--- Begin DATASET RECORDS ---

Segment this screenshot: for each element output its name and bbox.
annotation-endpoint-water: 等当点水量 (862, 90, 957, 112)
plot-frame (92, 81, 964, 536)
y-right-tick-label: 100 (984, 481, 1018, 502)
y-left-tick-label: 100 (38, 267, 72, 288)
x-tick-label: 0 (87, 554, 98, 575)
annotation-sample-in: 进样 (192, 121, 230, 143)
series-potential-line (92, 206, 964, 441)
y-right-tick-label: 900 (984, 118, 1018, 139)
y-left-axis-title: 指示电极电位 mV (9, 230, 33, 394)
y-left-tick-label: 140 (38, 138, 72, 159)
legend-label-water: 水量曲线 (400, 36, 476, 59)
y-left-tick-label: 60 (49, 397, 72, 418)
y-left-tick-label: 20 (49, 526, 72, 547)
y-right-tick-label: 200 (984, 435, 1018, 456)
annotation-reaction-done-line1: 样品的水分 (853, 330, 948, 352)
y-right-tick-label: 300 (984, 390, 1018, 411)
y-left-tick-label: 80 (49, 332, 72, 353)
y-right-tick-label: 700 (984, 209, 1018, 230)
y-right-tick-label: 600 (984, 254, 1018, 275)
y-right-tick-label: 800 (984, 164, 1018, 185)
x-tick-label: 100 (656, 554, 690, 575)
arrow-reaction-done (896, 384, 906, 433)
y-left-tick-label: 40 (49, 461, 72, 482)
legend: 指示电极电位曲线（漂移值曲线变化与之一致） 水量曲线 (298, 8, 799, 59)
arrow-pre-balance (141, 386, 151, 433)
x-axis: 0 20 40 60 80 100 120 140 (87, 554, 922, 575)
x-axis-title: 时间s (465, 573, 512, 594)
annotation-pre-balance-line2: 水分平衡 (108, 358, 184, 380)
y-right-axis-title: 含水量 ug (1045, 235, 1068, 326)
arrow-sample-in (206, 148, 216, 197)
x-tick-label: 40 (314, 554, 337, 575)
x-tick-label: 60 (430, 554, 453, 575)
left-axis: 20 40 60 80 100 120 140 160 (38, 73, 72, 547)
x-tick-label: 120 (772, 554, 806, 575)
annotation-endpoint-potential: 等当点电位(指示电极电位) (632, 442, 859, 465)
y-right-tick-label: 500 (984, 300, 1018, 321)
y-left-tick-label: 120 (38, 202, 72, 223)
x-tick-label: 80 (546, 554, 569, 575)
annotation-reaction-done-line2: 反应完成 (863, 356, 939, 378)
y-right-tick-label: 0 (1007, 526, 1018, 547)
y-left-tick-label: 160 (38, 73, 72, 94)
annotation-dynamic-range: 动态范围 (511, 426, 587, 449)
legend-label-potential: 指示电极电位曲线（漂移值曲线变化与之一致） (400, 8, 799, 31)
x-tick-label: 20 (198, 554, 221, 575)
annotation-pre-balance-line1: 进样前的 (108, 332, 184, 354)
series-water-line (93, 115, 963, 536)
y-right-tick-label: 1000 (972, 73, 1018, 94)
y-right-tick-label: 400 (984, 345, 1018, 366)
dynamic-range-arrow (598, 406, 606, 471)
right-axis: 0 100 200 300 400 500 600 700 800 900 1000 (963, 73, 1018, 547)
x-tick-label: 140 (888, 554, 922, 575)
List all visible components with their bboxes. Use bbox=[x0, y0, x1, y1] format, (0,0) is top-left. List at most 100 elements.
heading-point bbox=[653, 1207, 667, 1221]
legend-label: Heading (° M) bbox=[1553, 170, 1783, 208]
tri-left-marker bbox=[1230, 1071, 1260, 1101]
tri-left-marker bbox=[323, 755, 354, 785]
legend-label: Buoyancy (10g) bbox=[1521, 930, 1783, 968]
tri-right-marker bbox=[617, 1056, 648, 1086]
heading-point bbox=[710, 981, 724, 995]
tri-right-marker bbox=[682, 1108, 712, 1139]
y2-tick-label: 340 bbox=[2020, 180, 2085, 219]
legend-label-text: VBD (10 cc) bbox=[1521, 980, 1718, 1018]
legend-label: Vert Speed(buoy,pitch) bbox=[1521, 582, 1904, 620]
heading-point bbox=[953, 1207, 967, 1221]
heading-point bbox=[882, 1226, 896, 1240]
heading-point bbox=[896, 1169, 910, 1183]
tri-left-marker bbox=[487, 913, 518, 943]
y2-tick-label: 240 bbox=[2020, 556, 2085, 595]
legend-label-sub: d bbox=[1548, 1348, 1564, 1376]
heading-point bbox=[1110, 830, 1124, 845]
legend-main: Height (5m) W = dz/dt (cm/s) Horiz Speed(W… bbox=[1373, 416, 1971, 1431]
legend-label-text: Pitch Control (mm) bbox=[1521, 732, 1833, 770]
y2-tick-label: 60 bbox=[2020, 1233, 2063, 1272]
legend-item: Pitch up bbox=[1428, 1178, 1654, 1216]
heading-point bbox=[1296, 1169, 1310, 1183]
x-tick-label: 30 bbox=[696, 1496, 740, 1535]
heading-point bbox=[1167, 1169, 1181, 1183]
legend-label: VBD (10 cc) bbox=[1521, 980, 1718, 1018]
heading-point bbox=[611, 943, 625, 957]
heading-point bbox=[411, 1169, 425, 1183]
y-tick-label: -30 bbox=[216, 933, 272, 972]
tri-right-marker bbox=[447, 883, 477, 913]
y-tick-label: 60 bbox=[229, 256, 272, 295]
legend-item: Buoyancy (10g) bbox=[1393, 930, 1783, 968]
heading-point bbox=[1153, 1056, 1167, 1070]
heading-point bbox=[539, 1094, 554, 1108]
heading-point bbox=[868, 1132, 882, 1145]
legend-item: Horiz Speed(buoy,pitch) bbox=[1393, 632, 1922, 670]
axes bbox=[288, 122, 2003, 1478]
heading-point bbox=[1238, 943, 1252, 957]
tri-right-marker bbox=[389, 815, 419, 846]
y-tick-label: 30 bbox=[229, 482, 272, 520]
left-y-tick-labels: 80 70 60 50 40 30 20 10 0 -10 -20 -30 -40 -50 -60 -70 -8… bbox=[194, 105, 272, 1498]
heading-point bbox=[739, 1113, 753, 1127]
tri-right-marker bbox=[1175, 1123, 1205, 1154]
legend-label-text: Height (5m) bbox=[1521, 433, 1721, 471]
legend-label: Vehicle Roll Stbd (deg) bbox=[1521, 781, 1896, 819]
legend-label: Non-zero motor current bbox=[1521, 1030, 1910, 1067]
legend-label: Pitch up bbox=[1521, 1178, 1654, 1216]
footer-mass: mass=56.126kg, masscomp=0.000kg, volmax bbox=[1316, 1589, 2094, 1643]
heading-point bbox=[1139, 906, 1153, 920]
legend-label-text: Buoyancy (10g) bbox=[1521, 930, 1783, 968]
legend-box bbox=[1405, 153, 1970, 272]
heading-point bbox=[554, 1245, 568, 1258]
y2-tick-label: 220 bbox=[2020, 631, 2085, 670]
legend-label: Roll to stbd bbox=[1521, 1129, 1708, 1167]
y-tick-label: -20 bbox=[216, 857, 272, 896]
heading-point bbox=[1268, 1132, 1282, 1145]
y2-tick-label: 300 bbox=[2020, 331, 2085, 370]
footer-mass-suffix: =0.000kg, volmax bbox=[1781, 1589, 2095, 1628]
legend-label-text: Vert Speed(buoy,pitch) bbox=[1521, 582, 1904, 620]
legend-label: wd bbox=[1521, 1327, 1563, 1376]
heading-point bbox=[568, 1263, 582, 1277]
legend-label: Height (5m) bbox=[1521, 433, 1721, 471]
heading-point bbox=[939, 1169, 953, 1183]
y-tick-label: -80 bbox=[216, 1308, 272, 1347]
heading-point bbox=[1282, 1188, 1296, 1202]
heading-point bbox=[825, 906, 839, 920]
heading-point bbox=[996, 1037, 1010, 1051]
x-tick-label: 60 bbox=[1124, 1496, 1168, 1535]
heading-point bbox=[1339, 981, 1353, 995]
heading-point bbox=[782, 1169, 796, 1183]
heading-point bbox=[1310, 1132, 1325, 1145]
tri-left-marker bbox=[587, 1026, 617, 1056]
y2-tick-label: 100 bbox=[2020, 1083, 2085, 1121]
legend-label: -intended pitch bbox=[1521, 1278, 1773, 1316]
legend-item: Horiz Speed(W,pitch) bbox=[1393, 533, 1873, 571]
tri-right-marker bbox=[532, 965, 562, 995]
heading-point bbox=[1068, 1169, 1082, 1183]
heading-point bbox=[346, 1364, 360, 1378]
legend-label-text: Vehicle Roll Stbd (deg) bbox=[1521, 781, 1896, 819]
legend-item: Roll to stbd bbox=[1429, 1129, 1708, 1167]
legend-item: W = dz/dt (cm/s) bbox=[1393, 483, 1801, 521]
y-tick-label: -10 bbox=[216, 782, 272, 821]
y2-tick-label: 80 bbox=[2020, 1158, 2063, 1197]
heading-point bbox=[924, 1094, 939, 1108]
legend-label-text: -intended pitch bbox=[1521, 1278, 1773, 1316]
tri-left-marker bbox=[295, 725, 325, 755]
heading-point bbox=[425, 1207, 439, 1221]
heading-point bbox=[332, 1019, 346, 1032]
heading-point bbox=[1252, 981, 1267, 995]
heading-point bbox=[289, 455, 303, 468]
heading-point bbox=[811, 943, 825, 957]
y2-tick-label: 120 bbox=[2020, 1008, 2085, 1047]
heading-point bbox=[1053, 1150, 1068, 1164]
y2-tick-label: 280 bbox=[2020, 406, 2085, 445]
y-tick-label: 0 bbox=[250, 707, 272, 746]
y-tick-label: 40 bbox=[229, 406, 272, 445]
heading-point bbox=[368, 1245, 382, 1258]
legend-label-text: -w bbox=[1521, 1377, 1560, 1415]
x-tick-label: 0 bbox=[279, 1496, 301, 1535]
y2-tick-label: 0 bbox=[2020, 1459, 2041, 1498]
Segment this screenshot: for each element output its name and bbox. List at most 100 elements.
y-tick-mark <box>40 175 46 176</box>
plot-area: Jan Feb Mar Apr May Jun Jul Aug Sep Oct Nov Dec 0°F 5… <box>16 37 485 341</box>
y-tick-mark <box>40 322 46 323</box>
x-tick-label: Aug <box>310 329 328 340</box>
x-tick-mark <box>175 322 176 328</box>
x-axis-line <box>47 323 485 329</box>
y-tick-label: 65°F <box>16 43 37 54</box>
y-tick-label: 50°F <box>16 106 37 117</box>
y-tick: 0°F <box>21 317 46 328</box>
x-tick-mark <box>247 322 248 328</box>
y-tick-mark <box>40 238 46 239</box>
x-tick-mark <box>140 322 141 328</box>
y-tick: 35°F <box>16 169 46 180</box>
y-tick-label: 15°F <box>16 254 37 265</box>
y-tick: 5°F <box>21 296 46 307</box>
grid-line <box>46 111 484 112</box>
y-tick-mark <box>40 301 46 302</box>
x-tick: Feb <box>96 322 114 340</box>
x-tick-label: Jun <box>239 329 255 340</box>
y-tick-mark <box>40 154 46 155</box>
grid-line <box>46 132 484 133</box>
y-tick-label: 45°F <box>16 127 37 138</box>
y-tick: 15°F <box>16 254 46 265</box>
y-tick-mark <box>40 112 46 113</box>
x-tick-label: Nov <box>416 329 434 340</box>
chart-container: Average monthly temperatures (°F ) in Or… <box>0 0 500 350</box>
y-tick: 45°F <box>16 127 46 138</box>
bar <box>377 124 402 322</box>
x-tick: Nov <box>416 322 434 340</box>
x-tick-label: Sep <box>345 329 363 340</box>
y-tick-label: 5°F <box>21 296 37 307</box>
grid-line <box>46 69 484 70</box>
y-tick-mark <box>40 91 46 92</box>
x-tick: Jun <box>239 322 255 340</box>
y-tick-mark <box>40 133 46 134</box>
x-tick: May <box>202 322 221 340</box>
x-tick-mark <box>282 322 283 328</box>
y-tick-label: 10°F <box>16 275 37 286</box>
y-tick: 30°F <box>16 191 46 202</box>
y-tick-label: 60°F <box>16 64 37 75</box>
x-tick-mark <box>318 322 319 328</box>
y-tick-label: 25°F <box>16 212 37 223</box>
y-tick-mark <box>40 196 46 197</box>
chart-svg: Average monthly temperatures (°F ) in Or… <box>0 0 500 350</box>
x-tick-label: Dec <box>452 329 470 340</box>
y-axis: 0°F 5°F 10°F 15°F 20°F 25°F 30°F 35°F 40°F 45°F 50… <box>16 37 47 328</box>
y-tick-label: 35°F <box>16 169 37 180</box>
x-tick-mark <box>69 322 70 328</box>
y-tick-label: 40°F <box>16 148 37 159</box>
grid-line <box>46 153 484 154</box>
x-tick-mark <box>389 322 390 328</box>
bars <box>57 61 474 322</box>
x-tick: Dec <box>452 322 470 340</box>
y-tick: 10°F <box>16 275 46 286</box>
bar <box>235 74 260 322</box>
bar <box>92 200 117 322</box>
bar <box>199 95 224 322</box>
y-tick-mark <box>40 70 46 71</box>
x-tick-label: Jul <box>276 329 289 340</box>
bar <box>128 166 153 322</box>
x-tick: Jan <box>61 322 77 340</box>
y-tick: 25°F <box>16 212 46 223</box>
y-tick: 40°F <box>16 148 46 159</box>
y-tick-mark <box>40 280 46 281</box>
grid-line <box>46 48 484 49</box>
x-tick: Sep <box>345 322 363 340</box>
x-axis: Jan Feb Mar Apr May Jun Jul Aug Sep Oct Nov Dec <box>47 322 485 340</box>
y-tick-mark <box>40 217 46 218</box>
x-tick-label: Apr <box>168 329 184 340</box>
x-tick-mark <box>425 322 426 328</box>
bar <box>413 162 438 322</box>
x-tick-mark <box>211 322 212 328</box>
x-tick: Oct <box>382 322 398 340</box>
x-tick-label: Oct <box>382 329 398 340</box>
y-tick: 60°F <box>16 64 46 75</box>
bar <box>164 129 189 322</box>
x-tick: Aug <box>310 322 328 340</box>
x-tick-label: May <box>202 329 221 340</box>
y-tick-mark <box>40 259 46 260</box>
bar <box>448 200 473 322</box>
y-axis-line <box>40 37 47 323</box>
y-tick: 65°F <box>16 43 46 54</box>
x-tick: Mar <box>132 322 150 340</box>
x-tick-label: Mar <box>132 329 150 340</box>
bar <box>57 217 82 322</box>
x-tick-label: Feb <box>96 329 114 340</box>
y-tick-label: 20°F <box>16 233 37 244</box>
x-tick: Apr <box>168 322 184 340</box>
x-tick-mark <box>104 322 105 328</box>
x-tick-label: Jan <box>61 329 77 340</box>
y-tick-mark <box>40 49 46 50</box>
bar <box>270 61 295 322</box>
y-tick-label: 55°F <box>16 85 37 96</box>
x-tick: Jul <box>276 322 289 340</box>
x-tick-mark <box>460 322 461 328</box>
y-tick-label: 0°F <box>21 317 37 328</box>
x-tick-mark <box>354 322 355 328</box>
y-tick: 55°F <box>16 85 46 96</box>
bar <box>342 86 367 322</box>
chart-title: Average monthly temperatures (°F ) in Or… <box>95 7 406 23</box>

--- End DATASET RECORDS ---

* [TASK DIRECTIONS]: Rewrite the lines from the start of the records through the line containing "x-tick-label: 0 (87, 554, 98, 575)", replacing "bbox" with "bounding box" and changing nothing else.

* [SOLVED EXERCISE]:
Segment this screenshot: for each element output its name and bounding box.
annotation-endpoint-water: 等当点水量 (862, 90, 957, 112)
plot-frame (92, 81, 964, 536)
y-right-tick-label: 100 (984, 481, 1018, 502)
y-left-tick-label: 100 (38, 267, 72, 288)
x-tick-label: 0 (87, 554, 98, 575)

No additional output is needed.